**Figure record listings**
________________

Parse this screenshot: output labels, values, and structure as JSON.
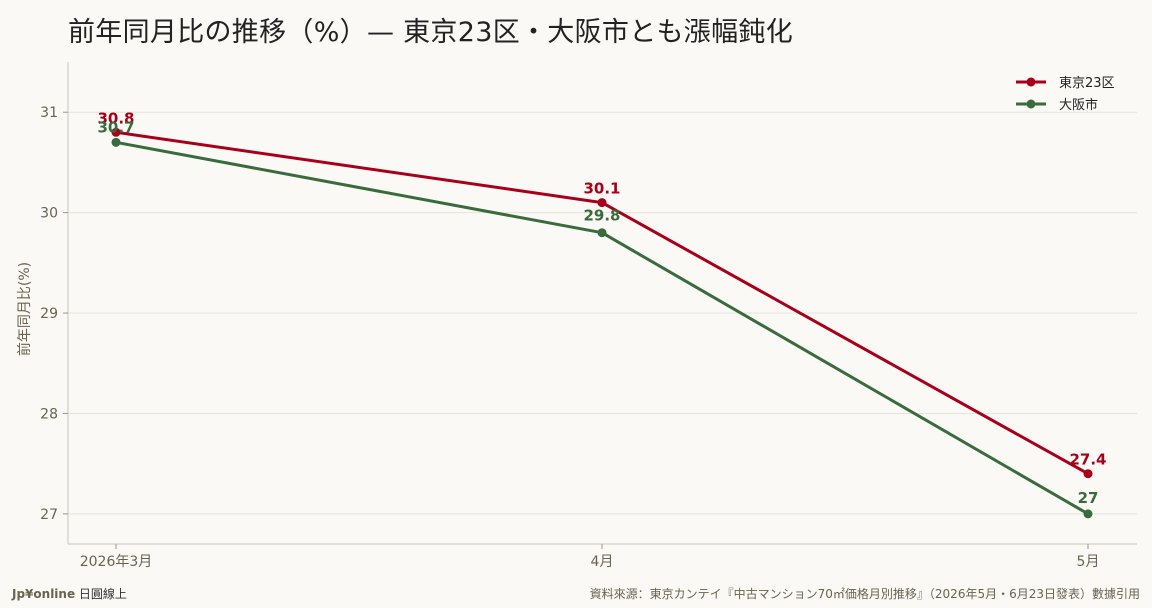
{
  "title": "前年同月比の推移（%）— 東京23区・大阪市とも漲幅鈍化",
  "footer": {
    "brand": "Jp¥online",
    "brand_suffix": " 日圓線上",
    "source": "資料來源：東京カンテイ『中古マンション70㎡価格月別推移』（2026年5月・6月23日發表）數據引用"
  },
  "chart_data": {
    "type": "line",
    "x": [
      "2026年3月",
      "4月",
      "5月"
    ],
    "ylabel": "前年同月比(%)",
    "xlabel": "",
    "ylim": [
      26.7,
      31.5
    ],
    "yticks": [
      27,
      28,
      29,
      30,
      31
    ],
    "grid": true,
    "legend_position": "top-right",
    "series": [
      {
        "name": "東京23区",
        "values": [
          30.8,
          30.1,
          27.4
        ],
        "labels": [
          "30.8",
          "30.1",
          "27.4"
        ],
        "color": "#a8001a"
      },
      {
        "name": "大阪市",
        "values": [
          30.7,
          29.8,
          27.0
        ],
        "labels": [
          "30.7",
          "29.8",
          "27"
        ],
        "color": "#3a6b3c"
      }
    ]
  }
}
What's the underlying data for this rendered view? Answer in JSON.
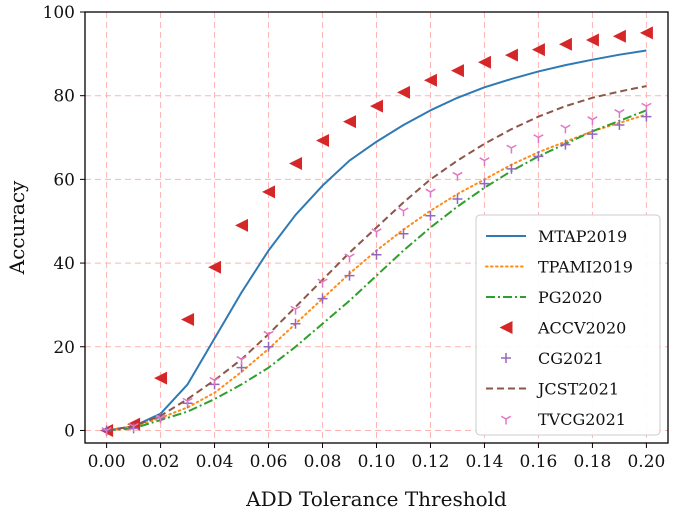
{
  "chart_data": {
    "type": "line",
    "title": "",
    "xlabel": "ADD Tolerance Threshold",
    "ylabel": "Accuracy",
    "xlim": [
      -0.008,
      0.208
    ],
    "ylim": [
      -3,
      100
    ],
    "xticks": [
      "0.00",
      "0.02",
      "0.04",
      "0.06",
      "0.08",
      "0.10",
      "0.12",
      "0.14",
      "0.16",
      "0.18",
      "0.20"
    ],
    "xtick_values": [
      0,
      0.02,
      0.04,
      0.06,
      0.08,
      0.1,
      0.12,
      0.14,
      0.16,
      0.18,
      0.2
    ],
    "yticks": [
      "0",
      "20",
      "40",
      "60",
      "80",
      "100"
    ],
    "ytick_values": [
      0,
      20,
      40,
      60,
      80,
      100
    ],
    "grid": true,
    "grid_color": "#ffb3b3",
    "legend_position": "lower-right",
    "x": [
      0,
      0.01,
      0.02,
      0.03,
      0.04,
      0.05,
      0.06,
      0.07,
      0.08,
      0.09,
      0.1,
      0.11,
      0.12,
      0.13,
      0.14,
      0.15,
      0.16,
      0.17,
      0.18,
      0.19,
      0.2
    ],
    "series": [
      {
        "name": "MTAP2019",
        "style": "solid",
        "color": "#2f79b5",
        "values": [
          0,
          1,
          4,
          11,
          22,
          33,
          43,
          51.5,
          58.5,
          64.5,
          69,
          73,
          76.5,
          79.5,
          82,
          84,
          85.8,
          87.3,
          88.6,
          89.8,
          90.8
        ]
      },
      {
        "name": "TPAMI2019",
        "style": "dotted",
        "color": "#ff8c1a",
        "values": [
          0,
          1,
          3,
          5.5,
          9,
          14,
          19.5,
          25.5,
          31.5,
          37.5,
          43,
          48,
          52.5,
          56.5,
          60,
          63.5,
          66.5,
          69,
          71.5,
          73.5,
          75.5
        ]
      },
      {
        "name": "PG2020",
        "style": "dashdot",
        "color": "#2ca02c",
        "values": [
          0,
          0.5,
          2.5,
          4.5,
          7.5,
          11,
          15,
          20,
          25.5,
          31,
          37,
          43,
          48.5,
          53.5,
          58,
          62,
          65.5,
          68.5,
          71.5,
          74,
          76.5
        ]
      },
      {
        "name": "ACCV2020",
        "style": "marker-triangle-left",
        "color": "#d62728",
        "values": [
          0,
          1.5,
          12.5,
          26.5,
          39,
          49,
          57,
          63.8,
          69.3,
          73.8,
          77.5,
          80.8,
          83.7,
          86,
          88,
          89.7,
          91,
          92.3,
          93.3,
          94.2,
          95
        ]
      },
      {
        "name": "CG2021",
        "style": "marker-plus",
        "color": "#9467bd",
        "values": [
          0,
          0.5,
          3,
          6.5,
          11,
          15,
          20,
          25.5,
          31.5,
          37,
          42,
          47,
          51.3,
          55.3,
          59,
          62.5,
          65.5,
          68.3,
          70.8,
          73,
          75
        ]
      },
      {
        "name": "JCST2021",
        "style": "dashed",
        "color": "#8c564b",
        "values": [
          0,
          1,
          3.5,
          7.5,
          12,
          17,
          23,
          29.5,
          36,
          42.5,
          48.5,
          54.5,
          60,
          64.5,
          68.5,
          72,
          75,
          77.5,
          79.5,
          81,
          82.3
        ]
      },
      {
        "name": "TVCG2021",
        "style": "marker-tri-down",
        "color": "#e377c2",
        "values": [
          0,
          1,
          3,
          7,
          12,
          17,
          23,
          29,
          35.5,
          41.5,
          47.5,
          52.5,
          57,
          61,
          64.5,
          67.5,
          70,
          72.3,
          74.3,
          76,
          77.5
        ]
      }
    ]
  }
}
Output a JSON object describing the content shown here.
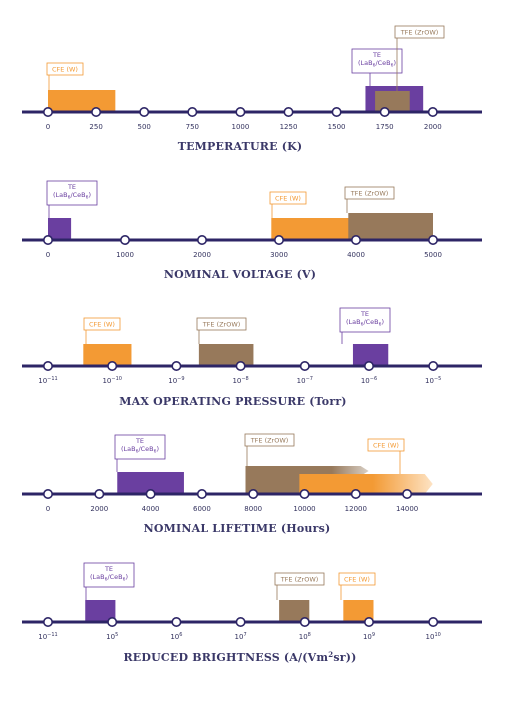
{
  "colors": {
    "axis": "#2d2566",
    "te": "#6a3fa0",
    "cfe": "#f39a34",
    "tfe": "#97795b",
    "title": "#3a3868"
  },
  "labels": {
    "cfe": "CFE (W)",
    "tfe": "TFE (ZrOW)",
    "te_line1": "TE",
    "te_line2": "(LaB6/CeB6)"
  },
  "chart_data": [
    {
      "type": "range",
      "title": "TEMPERATURE (K)",
      "ticks": [
        "0",
        "250",
        "500",
        "750",
        "1000",
        "1250",
        "1500",
        "1750",
        "2000"
      ],
      "ranges": [
        {
          "label": "CFE (W)",
          "from": 0,
          "to": 350
        },
        {
          "label": "TE (LaB6/CeB6)",
          "from": 1650,
          "to": 1950
        },
        {
          "label": "TFE (ZrOW)",
          "from": 1700,
          "to": 1880
        }
      ]
    },
    {
      "type": "range",
      "title": "NOMINAL VOLTAGE (V)",
      "ticks": [
        "0",
        "1000",
        "2000",
        "3000",
        "4000",
        "5000"
      ],
      "ranges": [
        {
          "label": "TE (LaB6/CeB6)",
          "from": 0,
          "to": 300
        },
        {
          "label": "CFE (W)",
          "from": 2900,
          "to": 4100
        },
        {
          "label": "TFE (ZrOW)",
          "from": 3900,
          "to": 5000
        }
      ]
    },
    {
      "type": "range",
      "title": "MAX OPERATING PRESSURE (Torr)",
      "scale": "log",
      "ticks": [
        "10^-11",
        "10^-10",
        "10^-9",
        "10^-8",
        "10^-7",
        "10^-6",
        "10^-5"
      ],
      "ranges": [
        {
          "label": "CFE (W)",
          "from": "3e-11",
          "to": "2e-10"
        },
        {
          "label": "TFE (ZrOW)",
          "from": "3e-9",
          "to": "2e-8"
        },
        {
          "label": "TE (LaB6/CeB6)",
          "from": "3e-7",
          "to": "2e-6"
        }
      ]
    },
    {
      "type": "range",
      "title": "NOMINAL LIFETIME (Hours)",
      "ticks": [
        "0",
        "2000",
        "4000",
        "6000",
        "8000",
        "10000",
        "12000",
        "14000"
      ],
      "ranges": [
        {
          "label": "TE (LaB6/CeB6)",
          "from": 2700,
          "to": 5300
        },
        {
          "label": "TFE (ZrOW)",
          "from": 7700,
          "to": 12500
        },
        {
          "label": "CFE (W)",
          "from": 9800,
          "to": 15000
        }
      ]
    },
    {
      "type": "range",
      "title": "REDUCED BRIGHTNESS (A/(Vm2sr))",
      "scale": "log",
      "ticks": [
        "10^-11",
        "10^5",
        "10^6",
        "10^7",
        "10^8",
        "10^9",
        "10^10"
      ],
      "ranges": [
        {
          "label": "TE (LaB6/CeB6)",
          "from": "3e4",
          "to": "1e5"
        },
        {
          "label": "TFE (ZrOW)",
          "from": "4e7",
          "to": "1e8"
        },
        {
          "label": "CFE (W)",
          "from": "4e8",
          "to": "1e9"
        }
      ]
    }
  ]
}
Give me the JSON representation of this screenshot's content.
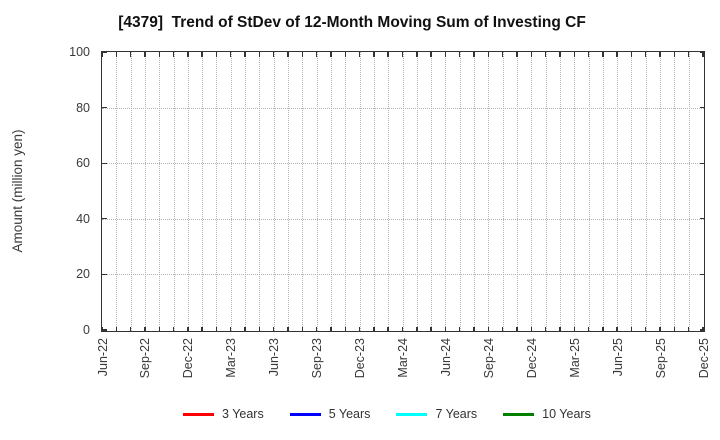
{
  "chart_data": {
    "type": "line",
    "title": "[4379]  Trend of StDev of 12-Month Moving Sum of Investing CF",
    "xlabel": "",
    "ylabel": "Amount (million yen)",
    "ylim": [
      0,
      100
    ],
    "yticks": [
      0,
      20,
      40,
      60,
      80,
      100
    ],
    "xtick_labels": [
      "Jun-22",
      "Sep-22",
      "Dec-22",
      "Mar-23",
      "Jun-23",
      "Sep-23",
      "Dec-23",
      "Mar-24",
      "Jun-24",
      "Sep-24",
      "Dec-24",
      "Mar-25",
      "Jun-25",
      "Sep-25",
      "Dec-25"
    ],
    "x_minor_per_major": 3,
    "grid": true,
    "legend_position": "bottom",
    "series": [
      {
        "name": "3 Years",
        "color": "#ff0000",
        "values": []
      },
      {
        "name": "5 Years",
        "color": "#0000ff",
        "values": []
      },
      {
        "name": "7 Years",
        "color": "#00ffff",
        "values": []
      },
      {
        "name": "10 Years",
        "color": "#008000",
        "values": []
      }
    ]
  },
  "colors": {
    "grid": "#b4b4b4",
    "axis": "#333333",
    "tick_text": "#3a3a3a",
    "title_text": "#111111",
    "background": "#ffffff"
  }
}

________________

**Written exercise**
Extract each line from the listing that holds the word "ylabel".

**Worked solution**
    "ylabel": "前年同月比(%)",
    "ylabel": "Accuracy",
    "ylabel": "Amount (million yen)",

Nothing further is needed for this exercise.